SHORT EXERCISE:
Your task is to extract every entry that follows word for word while excluding the pictures.

RECORDS FOR PROCESSING:

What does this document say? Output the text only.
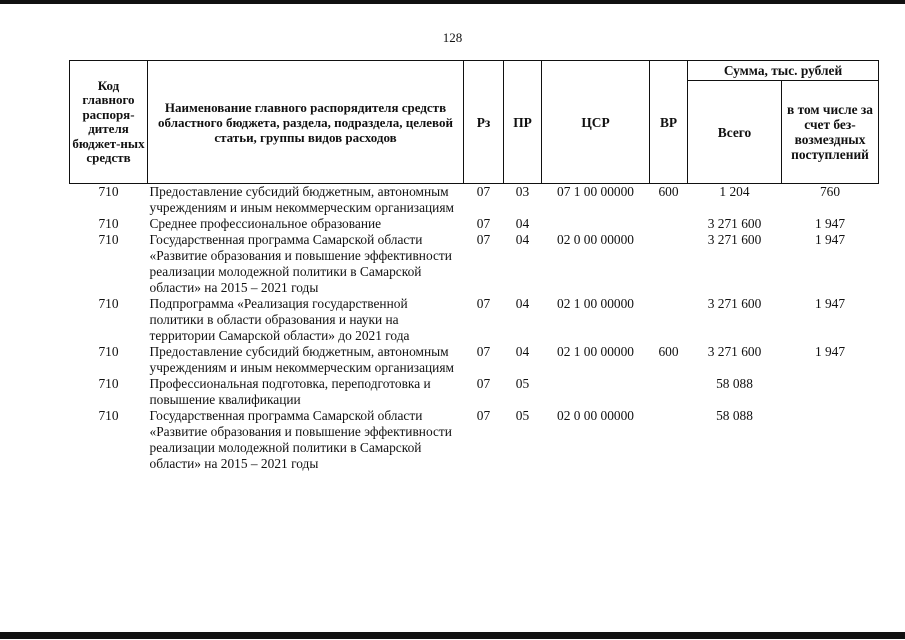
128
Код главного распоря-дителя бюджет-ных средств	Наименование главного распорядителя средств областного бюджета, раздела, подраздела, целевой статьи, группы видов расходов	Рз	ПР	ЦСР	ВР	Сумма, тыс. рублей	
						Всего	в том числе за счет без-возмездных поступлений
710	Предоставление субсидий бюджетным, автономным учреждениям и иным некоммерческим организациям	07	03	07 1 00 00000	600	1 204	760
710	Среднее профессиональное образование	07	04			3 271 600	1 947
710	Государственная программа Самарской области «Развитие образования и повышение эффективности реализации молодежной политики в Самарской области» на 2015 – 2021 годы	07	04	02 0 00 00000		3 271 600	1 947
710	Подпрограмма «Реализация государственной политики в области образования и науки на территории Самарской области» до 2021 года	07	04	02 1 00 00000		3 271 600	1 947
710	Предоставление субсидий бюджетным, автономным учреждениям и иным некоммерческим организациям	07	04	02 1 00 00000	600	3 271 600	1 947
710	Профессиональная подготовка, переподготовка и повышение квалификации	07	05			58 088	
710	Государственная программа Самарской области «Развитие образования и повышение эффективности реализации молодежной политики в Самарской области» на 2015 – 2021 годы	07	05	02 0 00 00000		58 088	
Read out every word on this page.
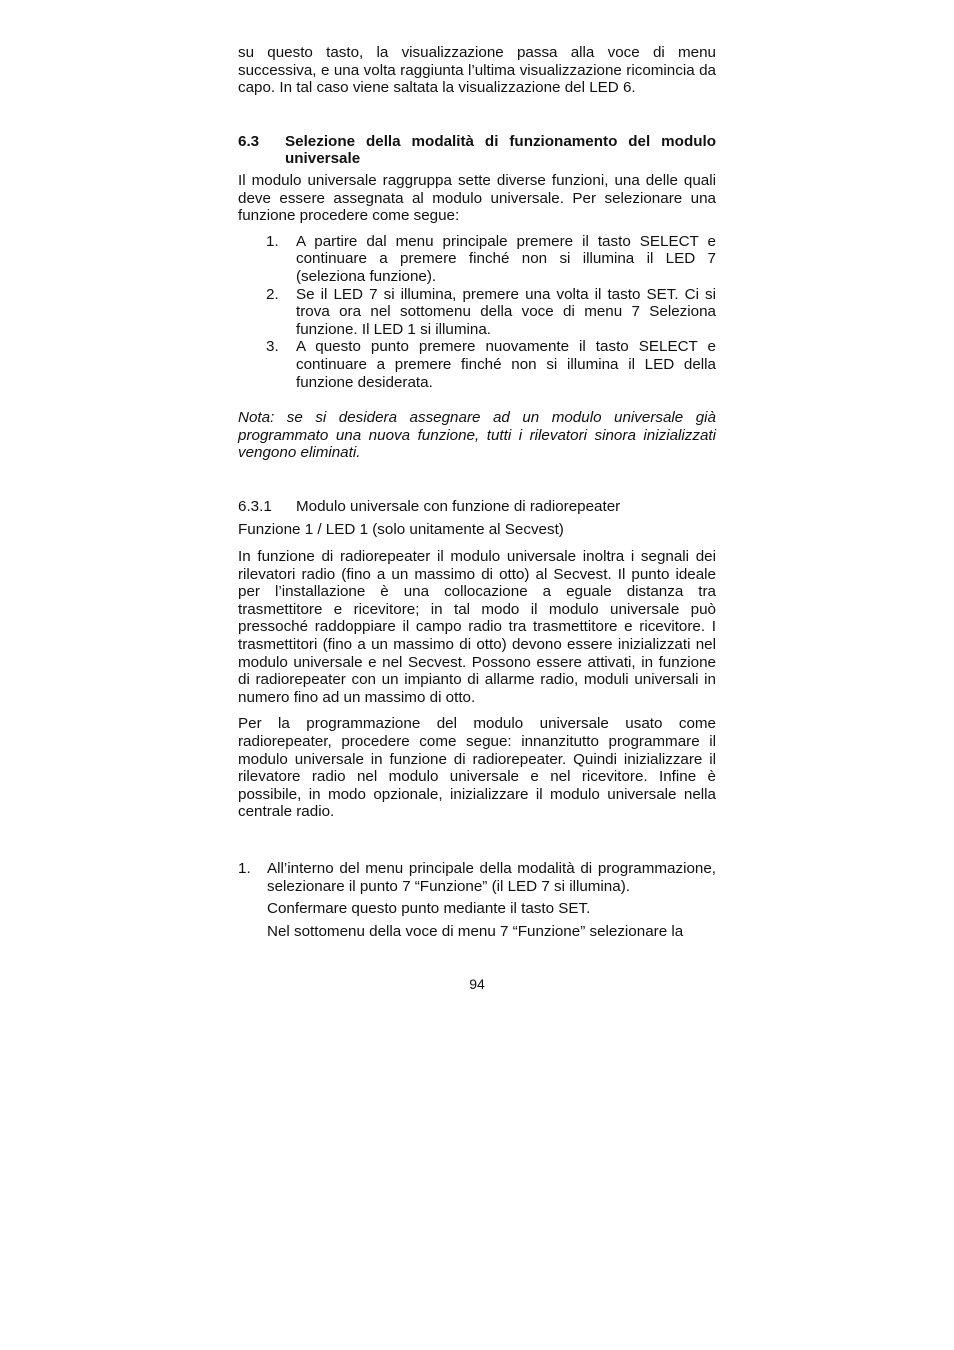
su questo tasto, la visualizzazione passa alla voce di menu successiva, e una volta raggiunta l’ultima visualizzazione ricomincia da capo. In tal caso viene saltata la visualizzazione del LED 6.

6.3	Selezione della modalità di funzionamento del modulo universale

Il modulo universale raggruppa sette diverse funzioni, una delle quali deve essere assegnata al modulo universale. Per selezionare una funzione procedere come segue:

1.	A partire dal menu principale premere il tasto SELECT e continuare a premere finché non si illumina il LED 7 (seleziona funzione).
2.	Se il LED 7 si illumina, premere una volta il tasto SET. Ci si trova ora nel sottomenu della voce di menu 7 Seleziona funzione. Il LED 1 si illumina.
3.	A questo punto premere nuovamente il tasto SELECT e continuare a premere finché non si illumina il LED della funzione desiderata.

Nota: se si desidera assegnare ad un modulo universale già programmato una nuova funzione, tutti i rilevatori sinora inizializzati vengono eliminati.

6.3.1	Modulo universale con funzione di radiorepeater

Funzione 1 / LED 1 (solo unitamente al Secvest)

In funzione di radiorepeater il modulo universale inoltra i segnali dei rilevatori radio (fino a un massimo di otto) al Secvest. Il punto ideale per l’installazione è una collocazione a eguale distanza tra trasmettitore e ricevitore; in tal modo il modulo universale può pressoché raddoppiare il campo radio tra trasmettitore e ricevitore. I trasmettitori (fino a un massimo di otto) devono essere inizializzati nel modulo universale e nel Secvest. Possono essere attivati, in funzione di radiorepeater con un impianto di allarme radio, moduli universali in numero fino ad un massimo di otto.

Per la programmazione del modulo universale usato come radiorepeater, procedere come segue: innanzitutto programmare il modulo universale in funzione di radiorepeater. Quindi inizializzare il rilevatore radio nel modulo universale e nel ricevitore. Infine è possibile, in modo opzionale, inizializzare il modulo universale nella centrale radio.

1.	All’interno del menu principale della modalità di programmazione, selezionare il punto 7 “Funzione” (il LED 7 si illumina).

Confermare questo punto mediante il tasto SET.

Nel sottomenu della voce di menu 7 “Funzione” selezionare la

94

SOLUTION TO THIS EXERCISE:
What does this document say? Output the text only.
128
Код главного распоря-дителя бюджет-ных средств	Наименование главного распорядителя средств областного бюджета, раздела, подраздела, целевой статьи, группы видов расходов	Рз	ПР	ЦСР	ВР	Сумма, тыс. рублей	
						Всего	в том числе за счет без-возмездных поступлений
710	Предоставление субсидий бюджетным, автономным учреждениям и иным некоммерческим организациям	07	03	07 1 00 00000	600	1 204	760
710	Среднее профессиональное образование	07	04			3 271 600	1 947
710	Государственная программа Самарской области «Развитие образования и повышение эффективности реализации молодежной политики в Самарской области» на 2015 – 2021 годы	07	04	02 0 00 00000		3 271 600	1 947
710	Подпрограмма «Реализация государственной политики в области образования и науки на территории Самарской области» до 2021 года	07	04	02 1 00 00000		3 271 600	1 947
710	Предоставление субсидий бюджетным, автономным учреждениям и иным некоммерческим организациям	07	04	02 1 00 00000	600	3 271 600	1 947
710	Профессиональная подготовка, переподготовка и повышение квалификации	07	05			58 088	
710	Государственная программа Самарской области «Развитие образования и повышение эффективности реализации молодежной политики в Самарской области» на 2015 – 2021 годы	07	05	02 0 00 00000		58 088	
Read out every word on this page.
su questo tasto, la visualizzazione passa alla voce di menu successiva, e una volta raggiunta l’ultima visualizzazione ricomincia da capo. In tal caso viene saltata la visualizzazione del LED 6.

6.3	Selezione della modalità di funzionamento del modulo universale

Il modulo universale raggruppa sette diverse funzioni, una delle quali deve essere assegnata al modulo universale. Per selezionare una funzione procedere come segue:

1.	A partire dal menu principale premere il tasto SELECT e continuare a premere finché non si illumina il LED 7 (seleziona funzione).
2.	Se il LED 7 si illumina, premere una volta il tasto SET. Ci si trova ora nel sottomenu della voce di menu 7 Seleziona funzione. Il LED 1 si illumina.
3.	A questo punto premere nuovamente il tasto SELECT e continuare a premere finché non si illumina il LED della funzione desiderata.

Nota: se si desidera assegnare ad un modulo universale già programmato una nuova funzione, tutti i rilevatori sinora inizializzati vengono eliminati.

6.3.1	Modulo universale con funzione di radiorepeater

Funzione 1 / LED 1 (solo unitamente al Secvest)

In funzione di radiorepeater il modulo universale inoltra i segnali dei rilevatori radio (fino a un massimo di otto) al Secvest. Il punto ideale per l’installazione è una collocazione a eguale distanza tra trasmettitore e ricevitore; in tal modo il modulo universale può pressoché raddoppiare il campo radio tra trasmettitore e ricevitore. I trasmettitori (fino a un massimo di otto) devono essere inizializzati nel modulo universale e nel Secvest. Possono essere attivati, in funzione di radiorepeater con un impianto di allarme radio, moduli universali in numero fino ad un massimo di otto.

Per la programmazione del modulo universale usato come radiorepeater, procedere come segue: innanzitutto programmare il modulo universale in funzione di radiorepeater. Quindi inizializzare il rilevatore radio nel modulo universale e nel ricevitore. Infine è possibile, in modo opzionale, inizializzare il modulo universale nella centrale radio.

1.	All’interno del menu principale della modalità di programmazione, selezionare il punto 7 “Funzione” (il LED 7 si illumina).

Confermare questo punto mediante il tasto SET.

Nel sottomenu della voce di menu 7 “Funzione” selezionare la

94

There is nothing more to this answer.